**DAFTAR TUGAS:**
- 1) Jawab pertanyaan berikut berdasarkan artikel tentang pidato Paus di Myanmar:
(a) Berapa orang Rohingya yang melarikan diri ke Bangladesh sejak Agustus?
(b) Apa yang disebut Paus sebagai harta karun terbesar Myanmar?
(c) Pemimpin agama apa saja yang ditemui Paus dalam pertemuan sebelumnya di Yangon?
- 2) Teruskan artikel tentang pidato Paus di Myanmar, dimulai tepat setelah kalimat terakhirnya.

**TEKS YANG DITAMPILKAN:**
__________________________________________________

REPUBLIKA.CO.ID, YANGON -- Paus Fransiskus telah menyampaikan pidato utamanya di Myanmar. Dalam pidatonya, Paus menuntut penghormatan terhadap setiap kelompok etnis namun tanpa merujuk secara khusus kepada komunitas Muslim Rohingya.

Dilansir di BBC, Selasa (28/11), Kelompok hak asasi telah mendesak Paus untuk menggunakan istilah tersebut sebagai bentuk dukungan. Namun, Gereja Katolik di negara tersebut telah memberitahu Paus istilah tersebut dapat menyebabkan kesulitan bagi umat Katolik di Myanmar.

Myanmar telah dituduh melakukan pembersihan etnis, dengan 620 ribu orang Rohingya melarikan diri ke Bangladesh sejak Agustus. Pemerintah Myanmar menolak istilah Rohingya. Mereka menyebut Rohingya orang Bengali yang bermigrasi secara ilegal dari Bangladesh sehingga tidak terdaftar sebagai salah satu kelompok etnis di negara tersebut.

Meskipun pidato Paus tidak mengacu langsung pada Rohingya, namun apa yang ia sampaikan adalah bentuk pembelaan yang kuat terhadap hak-hak etnik.

"Masa depan Myanmar harus damai, damai berdasarkan penghormatan terhadap martabat dan hak setiap anggota masyarakat, menghormati setiap kelompok etnis dan identitasnya, menghormati peraturan undang-undang, dan menghormati tatanan demokrasi. yang memungkinkan setiap individu dan setiap kelompok - tidak ada yang dikecualikan - untuk menawarkan kontribusi yang sah untuk kebaikan bersama," katanya.

Paus Francis mengatakan harta karun terbesar Myanmar adalah rakyatnya. Rakyat akan sangat menderita dengan konflik sipil dan permusuhan yang telah berlangsung lama dan menciptakan perpecahan.

"Seiring bangsa sekarang berupaya memulihkan perdamaian, penyembuhan luka-luka itu harus menjadi prioritas politis dan spiritual yang terpenting," tambahnya.

Menurutnya, perbedaan agama tidak perlu menjadi sumber perpecahan dan ketidakpercayaan, melainkan kekuatan untuk persatuan, toleransi dan pembangunan bangsa. Dalam sebuah pertemuan sebelumnya di Yangon dengan para pemimpin agama Buddha, Islam, Hindu, Yahudi dan Kristen, Paus juga tidak merujuk langsung ke Rohingya.

__________________________________________________

**CUPLIKAN ITEM:**
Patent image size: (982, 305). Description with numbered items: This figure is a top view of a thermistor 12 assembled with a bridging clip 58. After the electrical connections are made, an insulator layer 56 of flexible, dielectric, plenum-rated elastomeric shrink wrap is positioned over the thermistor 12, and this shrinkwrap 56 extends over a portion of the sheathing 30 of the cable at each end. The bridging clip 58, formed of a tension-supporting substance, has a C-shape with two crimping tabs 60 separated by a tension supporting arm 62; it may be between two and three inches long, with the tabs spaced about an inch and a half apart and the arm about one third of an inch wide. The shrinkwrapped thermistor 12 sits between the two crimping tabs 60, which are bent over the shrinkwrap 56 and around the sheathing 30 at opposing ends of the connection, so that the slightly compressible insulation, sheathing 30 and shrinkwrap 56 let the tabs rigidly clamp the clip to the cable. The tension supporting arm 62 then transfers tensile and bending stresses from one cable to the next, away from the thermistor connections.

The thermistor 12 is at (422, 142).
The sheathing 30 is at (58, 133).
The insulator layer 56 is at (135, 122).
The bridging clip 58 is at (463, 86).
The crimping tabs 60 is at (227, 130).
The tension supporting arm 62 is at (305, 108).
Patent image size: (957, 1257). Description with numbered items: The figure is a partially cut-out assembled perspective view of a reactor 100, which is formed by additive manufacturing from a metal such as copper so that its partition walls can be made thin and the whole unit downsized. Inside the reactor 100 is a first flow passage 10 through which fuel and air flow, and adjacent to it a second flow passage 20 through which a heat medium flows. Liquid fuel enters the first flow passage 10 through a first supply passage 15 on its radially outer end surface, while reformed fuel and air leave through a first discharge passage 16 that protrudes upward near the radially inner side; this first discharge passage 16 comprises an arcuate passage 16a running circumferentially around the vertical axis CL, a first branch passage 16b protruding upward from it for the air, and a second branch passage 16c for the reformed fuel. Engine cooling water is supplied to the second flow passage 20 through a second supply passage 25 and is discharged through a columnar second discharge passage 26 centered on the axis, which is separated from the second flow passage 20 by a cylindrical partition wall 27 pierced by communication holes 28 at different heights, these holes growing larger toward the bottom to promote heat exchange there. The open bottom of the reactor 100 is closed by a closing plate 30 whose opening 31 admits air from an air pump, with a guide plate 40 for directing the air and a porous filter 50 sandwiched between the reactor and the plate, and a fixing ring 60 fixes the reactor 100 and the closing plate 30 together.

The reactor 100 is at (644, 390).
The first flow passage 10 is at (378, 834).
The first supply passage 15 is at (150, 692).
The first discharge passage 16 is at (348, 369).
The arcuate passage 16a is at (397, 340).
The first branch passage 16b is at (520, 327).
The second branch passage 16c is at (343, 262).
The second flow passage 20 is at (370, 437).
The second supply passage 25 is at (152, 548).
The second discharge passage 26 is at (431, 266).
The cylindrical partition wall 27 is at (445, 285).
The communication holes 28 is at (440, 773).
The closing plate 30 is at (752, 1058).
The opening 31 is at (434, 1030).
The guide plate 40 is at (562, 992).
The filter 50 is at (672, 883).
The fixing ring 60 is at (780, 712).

__________________________________________________

**HASIL AKHIR:**
- 1)
(a) 620 ribu orang.
(b) Rakyatnya.
(c) Pemimpin agama Buddha, Islam, Hindu, Yahudi, dan Kristen.

- 2)
Sebelum pidatonya, Paus Francis bertemu dengan pemimpin de facto Myanmar Aung San Suu Kyi. Dalam sambutannya, Suu Kyi juga tidak membuat referensi langsung ke Muslim Rohingya. Namun, dia menerima situasi di negara bagian Rakhine menarik perhatian dunia.

Dia mengatakan isu sosial, ekonomi dan politik telah mengikis kepercayaan dan pemahaman, harmoni dan kerja sama antara berbagai komunitas di Rakhine. Suu Kyi telah dikritik karena kurangnya tindakan atas masalah ini. Pada Senin, Oxford mencabut penghargaannya untuk Suu Kyi. Para anggota dewan Oxford mengatakan mereka tidak lagi ingin menghormati orang-orang yang menutup mata terhadap kekerasan.

Myanmar telah menolak tuduhan PBB bahwa perlakuan terhadap komunitas Muslim sebagai bentuk pembersihan etnis. Dikatakan tindakan keras di negara bagian Rakhine, yang dimulai setelah serangan mematikan terhadap pos polisi oleh militan Rohingya adalah untuk membasmi gerilyawan dengan kekerasan.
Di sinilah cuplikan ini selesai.